THE REQUEST
Count, in the entries, the lines with "this". Answer with the number only.

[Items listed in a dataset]
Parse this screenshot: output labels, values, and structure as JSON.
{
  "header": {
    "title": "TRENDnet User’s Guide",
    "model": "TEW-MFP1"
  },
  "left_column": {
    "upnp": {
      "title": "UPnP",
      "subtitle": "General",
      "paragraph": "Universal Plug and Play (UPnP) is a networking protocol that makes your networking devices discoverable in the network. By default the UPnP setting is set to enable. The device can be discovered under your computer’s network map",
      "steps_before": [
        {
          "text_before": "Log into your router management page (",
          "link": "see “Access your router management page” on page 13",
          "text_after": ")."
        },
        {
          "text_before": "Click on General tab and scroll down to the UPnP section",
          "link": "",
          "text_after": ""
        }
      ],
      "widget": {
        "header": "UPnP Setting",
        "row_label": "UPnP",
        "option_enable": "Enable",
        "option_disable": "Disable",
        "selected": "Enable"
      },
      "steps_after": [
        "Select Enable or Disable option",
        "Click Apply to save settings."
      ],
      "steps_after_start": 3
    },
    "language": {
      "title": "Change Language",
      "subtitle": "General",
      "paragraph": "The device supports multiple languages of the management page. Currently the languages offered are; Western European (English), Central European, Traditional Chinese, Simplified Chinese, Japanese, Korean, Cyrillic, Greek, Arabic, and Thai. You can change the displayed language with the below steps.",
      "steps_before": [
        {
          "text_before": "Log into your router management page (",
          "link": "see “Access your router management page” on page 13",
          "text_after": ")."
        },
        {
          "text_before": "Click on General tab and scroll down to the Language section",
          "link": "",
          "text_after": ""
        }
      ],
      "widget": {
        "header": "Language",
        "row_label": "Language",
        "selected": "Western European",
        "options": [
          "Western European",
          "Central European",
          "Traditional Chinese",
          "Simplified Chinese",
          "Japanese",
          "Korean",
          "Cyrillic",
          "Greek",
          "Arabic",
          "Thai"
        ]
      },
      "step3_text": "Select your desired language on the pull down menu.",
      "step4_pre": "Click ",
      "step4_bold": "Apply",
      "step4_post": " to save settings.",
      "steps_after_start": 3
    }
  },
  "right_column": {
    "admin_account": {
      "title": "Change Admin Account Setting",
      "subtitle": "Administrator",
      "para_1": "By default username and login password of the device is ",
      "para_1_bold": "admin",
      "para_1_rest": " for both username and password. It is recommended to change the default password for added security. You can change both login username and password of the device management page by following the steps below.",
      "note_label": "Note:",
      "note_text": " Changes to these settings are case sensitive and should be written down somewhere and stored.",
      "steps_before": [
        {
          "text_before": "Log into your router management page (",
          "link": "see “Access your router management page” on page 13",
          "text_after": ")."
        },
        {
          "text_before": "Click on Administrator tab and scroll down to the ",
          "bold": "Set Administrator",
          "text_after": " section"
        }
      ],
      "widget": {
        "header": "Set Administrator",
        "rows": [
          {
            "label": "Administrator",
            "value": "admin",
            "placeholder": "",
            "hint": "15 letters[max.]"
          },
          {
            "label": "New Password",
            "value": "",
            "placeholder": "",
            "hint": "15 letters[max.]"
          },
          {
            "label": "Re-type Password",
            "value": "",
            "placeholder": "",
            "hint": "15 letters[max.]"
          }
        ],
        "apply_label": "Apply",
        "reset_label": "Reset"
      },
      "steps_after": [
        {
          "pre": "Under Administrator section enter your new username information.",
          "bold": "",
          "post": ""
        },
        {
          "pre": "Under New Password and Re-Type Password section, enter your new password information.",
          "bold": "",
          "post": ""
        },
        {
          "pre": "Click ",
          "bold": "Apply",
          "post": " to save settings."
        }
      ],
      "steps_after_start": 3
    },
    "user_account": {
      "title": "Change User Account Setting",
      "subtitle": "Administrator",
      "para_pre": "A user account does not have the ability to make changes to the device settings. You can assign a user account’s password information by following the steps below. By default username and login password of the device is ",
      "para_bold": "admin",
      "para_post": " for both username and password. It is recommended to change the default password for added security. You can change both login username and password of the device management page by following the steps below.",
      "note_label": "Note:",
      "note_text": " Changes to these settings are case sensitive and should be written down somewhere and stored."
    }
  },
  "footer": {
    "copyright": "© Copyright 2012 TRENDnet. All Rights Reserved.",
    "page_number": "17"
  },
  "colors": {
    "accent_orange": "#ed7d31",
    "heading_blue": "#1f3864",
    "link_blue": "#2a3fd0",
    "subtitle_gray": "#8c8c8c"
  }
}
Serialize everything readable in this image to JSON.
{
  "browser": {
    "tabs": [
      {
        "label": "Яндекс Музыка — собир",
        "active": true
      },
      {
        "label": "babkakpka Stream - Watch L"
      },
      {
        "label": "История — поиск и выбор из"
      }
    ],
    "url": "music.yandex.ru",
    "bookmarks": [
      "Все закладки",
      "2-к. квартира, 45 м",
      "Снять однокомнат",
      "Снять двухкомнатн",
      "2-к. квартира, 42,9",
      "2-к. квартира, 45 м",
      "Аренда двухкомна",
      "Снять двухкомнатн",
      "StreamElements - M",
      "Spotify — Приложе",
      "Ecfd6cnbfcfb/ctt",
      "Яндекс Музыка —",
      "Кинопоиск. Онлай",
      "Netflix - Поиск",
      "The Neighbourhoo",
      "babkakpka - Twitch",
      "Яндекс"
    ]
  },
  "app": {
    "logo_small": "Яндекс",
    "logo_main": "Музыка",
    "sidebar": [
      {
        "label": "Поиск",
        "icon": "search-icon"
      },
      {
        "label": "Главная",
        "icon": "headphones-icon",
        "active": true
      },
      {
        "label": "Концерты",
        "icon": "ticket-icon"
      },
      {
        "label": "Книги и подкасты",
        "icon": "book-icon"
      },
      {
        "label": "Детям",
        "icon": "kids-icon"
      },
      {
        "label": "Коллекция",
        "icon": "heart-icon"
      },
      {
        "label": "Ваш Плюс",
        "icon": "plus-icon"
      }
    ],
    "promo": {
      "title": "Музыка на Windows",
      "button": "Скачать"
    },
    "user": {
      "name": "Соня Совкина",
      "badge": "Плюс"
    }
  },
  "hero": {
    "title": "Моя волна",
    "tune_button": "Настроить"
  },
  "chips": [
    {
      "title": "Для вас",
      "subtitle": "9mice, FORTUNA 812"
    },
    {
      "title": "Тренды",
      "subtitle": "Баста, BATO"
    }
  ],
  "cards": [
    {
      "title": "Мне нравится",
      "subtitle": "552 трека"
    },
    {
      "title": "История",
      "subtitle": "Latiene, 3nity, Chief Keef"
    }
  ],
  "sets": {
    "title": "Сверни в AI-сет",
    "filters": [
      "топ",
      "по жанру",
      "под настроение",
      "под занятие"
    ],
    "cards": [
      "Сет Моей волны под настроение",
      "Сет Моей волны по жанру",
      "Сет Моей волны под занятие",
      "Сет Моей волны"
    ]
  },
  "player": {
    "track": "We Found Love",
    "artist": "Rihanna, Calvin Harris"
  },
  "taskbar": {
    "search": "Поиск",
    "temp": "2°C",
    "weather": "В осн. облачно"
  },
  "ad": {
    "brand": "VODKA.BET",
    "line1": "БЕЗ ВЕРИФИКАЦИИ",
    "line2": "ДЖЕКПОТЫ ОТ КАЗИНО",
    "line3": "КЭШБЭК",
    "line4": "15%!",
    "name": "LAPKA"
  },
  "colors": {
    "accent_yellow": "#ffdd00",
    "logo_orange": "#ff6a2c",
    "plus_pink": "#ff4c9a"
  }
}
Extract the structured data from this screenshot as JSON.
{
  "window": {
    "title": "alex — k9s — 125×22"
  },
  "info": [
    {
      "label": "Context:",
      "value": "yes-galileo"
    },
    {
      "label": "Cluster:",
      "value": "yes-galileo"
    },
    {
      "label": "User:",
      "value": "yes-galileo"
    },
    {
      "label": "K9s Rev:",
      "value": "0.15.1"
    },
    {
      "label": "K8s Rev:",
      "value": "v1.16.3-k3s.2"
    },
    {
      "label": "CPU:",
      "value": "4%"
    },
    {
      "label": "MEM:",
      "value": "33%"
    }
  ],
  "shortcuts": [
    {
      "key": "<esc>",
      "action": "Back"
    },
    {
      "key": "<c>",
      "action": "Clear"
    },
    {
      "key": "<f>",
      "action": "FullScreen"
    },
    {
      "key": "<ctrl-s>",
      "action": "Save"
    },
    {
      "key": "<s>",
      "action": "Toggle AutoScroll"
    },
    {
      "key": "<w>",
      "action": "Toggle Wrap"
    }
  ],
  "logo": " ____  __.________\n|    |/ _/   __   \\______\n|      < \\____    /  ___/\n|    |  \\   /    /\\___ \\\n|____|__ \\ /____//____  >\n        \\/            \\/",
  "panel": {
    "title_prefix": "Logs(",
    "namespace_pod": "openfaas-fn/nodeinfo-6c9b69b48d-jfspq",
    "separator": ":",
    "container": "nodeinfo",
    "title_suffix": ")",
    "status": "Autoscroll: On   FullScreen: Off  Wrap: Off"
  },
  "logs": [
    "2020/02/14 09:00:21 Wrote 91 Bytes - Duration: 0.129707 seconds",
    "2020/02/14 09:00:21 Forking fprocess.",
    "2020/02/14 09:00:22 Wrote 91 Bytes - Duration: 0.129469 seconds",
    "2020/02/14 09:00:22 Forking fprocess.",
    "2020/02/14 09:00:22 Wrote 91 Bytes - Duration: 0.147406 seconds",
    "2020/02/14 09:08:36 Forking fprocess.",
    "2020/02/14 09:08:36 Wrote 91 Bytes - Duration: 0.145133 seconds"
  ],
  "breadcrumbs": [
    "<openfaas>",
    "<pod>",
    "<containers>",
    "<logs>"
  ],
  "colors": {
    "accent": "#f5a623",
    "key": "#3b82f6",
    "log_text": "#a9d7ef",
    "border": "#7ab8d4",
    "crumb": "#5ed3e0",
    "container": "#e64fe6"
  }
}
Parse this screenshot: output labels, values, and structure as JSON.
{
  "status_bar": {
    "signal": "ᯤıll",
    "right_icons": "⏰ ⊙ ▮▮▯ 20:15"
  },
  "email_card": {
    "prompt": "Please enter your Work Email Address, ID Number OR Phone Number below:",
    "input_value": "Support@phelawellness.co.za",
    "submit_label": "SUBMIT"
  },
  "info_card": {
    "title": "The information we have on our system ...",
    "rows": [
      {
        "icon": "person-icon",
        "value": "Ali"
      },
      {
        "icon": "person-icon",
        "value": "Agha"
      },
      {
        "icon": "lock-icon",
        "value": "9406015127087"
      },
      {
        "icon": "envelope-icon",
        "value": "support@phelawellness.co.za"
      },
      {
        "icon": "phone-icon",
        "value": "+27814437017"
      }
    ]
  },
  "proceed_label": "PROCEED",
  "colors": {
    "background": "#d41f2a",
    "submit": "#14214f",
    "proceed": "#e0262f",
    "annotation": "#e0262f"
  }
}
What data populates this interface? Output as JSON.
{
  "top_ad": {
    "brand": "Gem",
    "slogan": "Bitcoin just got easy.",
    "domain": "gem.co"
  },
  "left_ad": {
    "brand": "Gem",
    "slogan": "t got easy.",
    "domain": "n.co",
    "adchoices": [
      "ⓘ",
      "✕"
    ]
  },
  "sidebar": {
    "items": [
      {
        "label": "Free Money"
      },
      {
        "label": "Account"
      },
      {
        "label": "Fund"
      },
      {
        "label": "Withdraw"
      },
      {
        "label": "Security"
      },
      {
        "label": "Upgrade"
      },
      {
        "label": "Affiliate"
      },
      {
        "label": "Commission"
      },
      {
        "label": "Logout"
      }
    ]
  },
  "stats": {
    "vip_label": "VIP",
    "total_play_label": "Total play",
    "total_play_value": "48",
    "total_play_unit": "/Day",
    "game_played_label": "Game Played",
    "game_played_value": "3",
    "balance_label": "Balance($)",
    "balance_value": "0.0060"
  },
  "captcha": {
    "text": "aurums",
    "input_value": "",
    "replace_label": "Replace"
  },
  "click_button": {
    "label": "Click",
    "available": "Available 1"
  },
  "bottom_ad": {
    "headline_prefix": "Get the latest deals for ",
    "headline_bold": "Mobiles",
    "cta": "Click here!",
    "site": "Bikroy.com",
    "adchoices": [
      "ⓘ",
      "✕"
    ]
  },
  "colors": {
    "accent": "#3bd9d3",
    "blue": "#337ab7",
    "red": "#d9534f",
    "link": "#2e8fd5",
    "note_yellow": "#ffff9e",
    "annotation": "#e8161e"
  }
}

FINISHED TASK
5